• [Given task]:
Check every line of the entries that follow, and copy the ones containing "adalah".

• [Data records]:
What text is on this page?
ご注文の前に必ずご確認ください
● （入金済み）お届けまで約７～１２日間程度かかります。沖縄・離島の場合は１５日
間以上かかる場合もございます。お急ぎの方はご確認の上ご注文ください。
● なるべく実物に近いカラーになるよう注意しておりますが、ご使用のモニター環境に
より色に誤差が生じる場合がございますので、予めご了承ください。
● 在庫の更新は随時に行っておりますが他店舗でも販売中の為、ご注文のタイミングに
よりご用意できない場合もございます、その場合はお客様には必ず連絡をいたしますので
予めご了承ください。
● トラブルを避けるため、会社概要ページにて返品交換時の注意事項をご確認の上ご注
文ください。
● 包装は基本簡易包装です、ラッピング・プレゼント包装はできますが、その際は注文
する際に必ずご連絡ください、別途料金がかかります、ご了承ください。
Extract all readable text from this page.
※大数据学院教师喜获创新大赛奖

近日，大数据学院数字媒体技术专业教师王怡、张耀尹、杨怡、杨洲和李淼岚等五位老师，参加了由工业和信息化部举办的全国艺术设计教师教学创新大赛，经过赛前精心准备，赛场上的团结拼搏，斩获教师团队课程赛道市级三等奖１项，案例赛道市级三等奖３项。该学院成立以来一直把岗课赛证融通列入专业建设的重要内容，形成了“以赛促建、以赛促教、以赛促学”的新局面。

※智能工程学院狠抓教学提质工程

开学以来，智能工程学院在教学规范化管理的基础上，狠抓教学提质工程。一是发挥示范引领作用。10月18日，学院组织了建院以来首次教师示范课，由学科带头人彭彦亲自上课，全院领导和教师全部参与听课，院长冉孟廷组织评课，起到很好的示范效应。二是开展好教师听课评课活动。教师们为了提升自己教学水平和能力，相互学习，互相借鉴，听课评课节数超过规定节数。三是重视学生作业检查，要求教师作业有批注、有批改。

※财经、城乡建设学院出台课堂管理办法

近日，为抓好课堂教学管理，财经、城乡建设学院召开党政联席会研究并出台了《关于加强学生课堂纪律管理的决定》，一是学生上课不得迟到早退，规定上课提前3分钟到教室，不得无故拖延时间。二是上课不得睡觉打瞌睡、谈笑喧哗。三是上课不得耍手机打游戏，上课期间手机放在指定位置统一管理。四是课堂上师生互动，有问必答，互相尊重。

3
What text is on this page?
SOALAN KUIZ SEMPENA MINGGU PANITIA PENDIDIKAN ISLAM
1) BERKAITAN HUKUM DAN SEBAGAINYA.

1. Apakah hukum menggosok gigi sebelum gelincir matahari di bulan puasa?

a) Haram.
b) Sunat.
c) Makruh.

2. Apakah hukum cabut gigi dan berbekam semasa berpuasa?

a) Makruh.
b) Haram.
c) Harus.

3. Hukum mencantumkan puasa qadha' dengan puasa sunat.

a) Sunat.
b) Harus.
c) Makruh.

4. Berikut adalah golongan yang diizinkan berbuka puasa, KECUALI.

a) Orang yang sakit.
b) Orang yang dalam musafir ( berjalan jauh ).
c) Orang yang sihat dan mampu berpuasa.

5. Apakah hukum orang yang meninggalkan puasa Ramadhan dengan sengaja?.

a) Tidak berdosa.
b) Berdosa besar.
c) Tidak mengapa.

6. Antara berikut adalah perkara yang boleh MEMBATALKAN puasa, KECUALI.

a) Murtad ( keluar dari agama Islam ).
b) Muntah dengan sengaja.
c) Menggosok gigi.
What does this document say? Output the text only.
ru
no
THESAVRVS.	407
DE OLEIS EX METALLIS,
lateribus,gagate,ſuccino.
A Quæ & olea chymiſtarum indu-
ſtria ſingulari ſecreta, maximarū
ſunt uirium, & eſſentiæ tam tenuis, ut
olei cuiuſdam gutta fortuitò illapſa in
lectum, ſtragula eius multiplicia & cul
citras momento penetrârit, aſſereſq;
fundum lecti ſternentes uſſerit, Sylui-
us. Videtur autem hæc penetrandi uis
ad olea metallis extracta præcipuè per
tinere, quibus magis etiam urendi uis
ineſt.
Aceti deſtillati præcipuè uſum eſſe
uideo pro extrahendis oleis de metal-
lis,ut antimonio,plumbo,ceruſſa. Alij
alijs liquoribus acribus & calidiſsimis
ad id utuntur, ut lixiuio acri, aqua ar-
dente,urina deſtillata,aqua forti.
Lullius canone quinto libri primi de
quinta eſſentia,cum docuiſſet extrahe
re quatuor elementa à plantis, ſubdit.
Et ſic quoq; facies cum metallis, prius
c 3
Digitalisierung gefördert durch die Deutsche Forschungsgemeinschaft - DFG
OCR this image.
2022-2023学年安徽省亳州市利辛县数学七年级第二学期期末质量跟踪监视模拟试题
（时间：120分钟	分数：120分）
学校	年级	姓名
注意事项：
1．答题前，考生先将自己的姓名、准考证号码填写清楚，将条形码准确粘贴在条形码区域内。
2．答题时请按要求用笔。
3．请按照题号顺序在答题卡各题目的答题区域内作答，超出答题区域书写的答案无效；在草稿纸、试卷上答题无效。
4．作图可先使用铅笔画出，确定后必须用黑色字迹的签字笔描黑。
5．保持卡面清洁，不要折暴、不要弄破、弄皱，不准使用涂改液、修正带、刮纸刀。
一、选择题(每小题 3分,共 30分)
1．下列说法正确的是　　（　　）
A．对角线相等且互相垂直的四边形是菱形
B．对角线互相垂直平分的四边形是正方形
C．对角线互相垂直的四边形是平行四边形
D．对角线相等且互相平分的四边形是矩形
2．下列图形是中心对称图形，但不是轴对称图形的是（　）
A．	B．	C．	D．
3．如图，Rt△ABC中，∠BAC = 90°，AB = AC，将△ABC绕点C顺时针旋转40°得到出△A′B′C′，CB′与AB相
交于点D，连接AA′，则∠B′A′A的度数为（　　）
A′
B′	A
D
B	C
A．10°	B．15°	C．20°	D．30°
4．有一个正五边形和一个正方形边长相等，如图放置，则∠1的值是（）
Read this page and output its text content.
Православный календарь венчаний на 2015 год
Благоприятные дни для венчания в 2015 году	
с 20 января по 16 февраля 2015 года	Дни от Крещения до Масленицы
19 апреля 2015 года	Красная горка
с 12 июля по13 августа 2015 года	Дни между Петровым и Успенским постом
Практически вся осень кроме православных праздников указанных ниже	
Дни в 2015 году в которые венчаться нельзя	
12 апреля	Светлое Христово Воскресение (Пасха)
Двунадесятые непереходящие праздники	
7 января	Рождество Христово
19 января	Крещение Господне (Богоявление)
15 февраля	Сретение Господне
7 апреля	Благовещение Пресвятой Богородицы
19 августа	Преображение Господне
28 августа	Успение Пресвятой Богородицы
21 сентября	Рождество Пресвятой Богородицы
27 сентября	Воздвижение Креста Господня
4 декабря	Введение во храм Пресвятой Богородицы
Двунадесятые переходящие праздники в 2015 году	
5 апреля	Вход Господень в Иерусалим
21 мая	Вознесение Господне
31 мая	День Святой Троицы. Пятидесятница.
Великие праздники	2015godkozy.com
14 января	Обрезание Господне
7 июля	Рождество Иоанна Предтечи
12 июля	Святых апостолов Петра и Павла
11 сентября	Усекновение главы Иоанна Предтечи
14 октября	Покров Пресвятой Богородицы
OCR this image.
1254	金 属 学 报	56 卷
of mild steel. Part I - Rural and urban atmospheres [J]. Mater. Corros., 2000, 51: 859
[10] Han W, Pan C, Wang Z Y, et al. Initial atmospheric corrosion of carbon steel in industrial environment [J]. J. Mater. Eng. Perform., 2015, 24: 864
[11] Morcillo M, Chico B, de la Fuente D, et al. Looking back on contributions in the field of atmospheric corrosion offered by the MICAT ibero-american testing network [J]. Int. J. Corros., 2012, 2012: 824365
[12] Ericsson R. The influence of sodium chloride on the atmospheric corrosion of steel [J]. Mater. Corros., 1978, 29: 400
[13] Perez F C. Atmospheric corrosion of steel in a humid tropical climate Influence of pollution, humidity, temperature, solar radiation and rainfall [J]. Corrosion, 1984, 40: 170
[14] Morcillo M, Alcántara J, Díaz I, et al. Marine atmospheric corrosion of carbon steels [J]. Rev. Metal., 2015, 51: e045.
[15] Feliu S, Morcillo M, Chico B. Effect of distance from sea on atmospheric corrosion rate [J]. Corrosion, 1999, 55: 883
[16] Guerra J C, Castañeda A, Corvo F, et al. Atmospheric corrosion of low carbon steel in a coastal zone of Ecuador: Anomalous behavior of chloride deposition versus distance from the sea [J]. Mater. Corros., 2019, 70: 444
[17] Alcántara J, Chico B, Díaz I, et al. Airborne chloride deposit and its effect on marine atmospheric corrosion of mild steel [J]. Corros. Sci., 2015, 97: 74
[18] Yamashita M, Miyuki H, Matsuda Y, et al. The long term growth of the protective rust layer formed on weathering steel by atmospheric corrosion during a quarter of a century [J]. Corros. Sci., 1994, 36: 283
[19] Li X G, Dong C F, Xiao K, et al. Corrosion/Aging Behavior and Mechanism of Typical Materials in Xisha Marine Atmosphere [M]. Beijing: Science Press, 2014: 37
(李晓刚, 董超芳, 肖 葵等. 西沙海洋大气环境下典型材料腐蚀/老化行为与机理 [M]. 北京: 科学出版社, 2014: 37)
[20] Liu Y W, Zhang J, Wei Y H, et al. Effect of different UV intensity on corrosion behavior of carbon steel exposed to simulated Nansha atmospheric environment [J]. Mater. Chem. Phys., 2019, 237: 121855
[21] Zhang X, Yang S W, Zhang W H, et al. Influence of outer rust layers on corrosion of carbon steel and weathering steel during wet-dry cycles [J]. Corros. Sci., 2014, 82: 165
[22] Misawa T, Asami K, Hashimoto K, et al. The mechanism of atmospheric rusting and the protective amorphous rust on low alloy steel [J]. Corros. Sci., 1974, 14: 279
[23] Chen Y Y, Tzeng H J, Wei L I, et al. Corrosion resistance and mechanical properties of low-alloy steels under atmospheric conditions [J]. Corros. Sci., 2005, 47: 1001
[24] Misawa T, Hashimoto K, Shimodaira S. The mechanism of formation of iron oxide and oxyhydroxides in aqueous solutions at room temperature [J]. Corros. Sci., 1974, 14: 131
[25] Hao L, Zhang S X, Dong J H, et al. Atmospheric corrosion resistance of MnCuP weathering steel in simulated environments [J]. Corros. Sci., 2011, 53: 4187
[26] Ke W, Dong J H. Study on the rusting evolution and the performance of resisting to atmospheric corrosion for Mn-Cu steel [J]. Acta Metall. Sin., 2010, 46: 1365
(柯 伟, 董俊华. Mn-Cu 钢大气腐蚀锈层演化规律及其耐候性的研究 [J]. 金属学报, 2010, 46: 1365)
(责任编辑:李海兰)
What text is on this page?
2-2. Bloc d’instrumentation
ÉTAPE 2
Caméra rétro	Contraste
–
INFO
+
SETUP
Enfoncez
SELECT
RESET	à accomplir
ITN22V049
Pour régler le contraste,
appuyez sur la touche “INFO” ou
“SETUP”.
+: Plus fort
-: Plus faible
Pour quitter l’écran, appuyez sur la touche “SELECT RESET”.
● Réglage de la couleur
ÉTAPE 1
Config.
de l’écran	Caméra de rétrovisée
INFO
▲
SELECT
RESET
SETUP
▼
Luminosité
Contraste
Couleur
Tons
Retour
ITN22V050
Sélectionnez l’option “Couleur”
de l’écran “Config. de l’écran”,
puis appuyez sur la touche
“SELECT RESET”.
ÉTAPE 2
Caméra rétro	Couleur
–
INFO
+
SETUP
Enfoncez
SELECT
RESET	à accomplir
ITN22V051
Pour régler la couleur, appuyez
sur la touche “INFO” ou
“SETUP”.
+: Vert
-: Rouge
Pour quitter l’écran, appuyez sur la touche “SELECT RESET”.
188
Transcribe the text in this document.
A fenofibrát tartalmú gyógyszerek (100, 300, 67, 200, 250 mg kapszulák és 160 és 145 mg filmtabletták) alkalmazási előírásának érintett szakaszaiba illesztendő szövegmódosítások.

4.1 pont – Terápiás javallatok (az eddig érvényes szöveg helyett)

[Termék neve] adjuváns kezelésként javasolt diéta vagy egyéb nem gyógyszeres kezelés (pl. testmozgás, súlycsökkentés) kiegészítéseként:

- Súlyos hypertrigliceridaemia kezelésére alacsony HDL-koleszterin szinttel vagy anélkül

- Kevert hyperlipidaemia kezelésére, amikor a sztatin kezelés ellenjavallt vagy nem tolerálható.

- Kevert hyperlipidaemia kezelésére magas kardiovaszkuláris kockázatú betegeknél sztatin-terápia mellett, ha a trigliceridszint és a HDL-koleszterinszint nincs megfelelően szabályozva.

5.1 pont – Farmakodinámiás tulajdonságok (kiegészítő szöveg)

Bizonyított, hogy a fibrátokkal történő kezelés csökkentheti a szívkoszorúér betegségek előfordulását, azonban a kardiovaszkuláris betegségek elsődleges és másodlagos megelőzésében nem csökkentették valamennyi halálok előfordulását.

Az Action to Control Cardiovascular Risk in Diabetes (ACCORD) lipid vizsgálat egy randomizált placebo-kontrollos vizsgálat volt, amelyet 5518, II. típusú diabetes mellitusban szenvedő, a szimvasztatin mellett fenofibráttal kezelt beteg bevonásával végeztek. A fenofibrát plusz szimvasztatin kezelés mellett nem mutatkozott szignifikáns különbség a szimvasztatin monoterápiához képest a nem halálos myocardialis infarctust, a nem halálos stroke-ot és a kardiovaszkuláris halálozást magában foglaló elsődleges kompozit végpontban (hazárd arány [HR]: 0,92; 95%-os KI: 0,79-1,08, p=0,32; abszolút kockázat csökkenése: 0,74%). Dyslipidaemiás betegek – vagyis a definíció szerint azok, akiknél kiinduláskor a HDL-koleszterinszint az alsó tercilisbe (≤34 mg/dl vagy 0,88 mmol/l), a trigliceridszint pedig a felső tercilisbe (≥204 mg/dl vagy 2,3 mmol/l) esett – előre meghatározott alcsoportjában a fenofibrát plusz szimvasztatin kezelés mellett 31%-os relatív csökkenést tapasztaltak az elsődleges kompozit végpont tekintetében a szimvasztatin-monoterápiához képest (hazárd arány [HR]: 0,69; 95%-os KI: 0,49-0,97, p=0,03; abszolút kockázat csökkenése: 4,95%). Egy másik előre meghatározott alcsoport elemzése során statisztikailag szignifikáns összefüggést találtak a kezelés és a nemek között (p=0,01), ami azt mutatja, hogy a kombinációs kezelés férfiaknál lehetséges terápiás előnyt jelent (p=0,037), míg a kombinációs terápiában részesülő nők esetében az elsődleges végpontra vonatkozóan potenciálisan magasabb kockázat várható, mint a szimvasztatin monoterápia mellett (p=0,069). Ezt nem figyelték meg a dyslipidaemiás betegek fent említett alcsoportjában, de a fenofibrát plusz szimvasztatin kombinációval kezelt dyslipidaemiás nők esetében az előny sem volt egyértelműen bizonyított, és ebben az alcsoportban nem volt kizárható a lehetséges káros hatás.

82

• [Answer to this task]:
4. Berikut adalah golongan yang diizinkan berbuka puasa, KECUALI.
6. Antara berikut adalah perkara yang boleh MEMBATALKAN puasa, KECUALI.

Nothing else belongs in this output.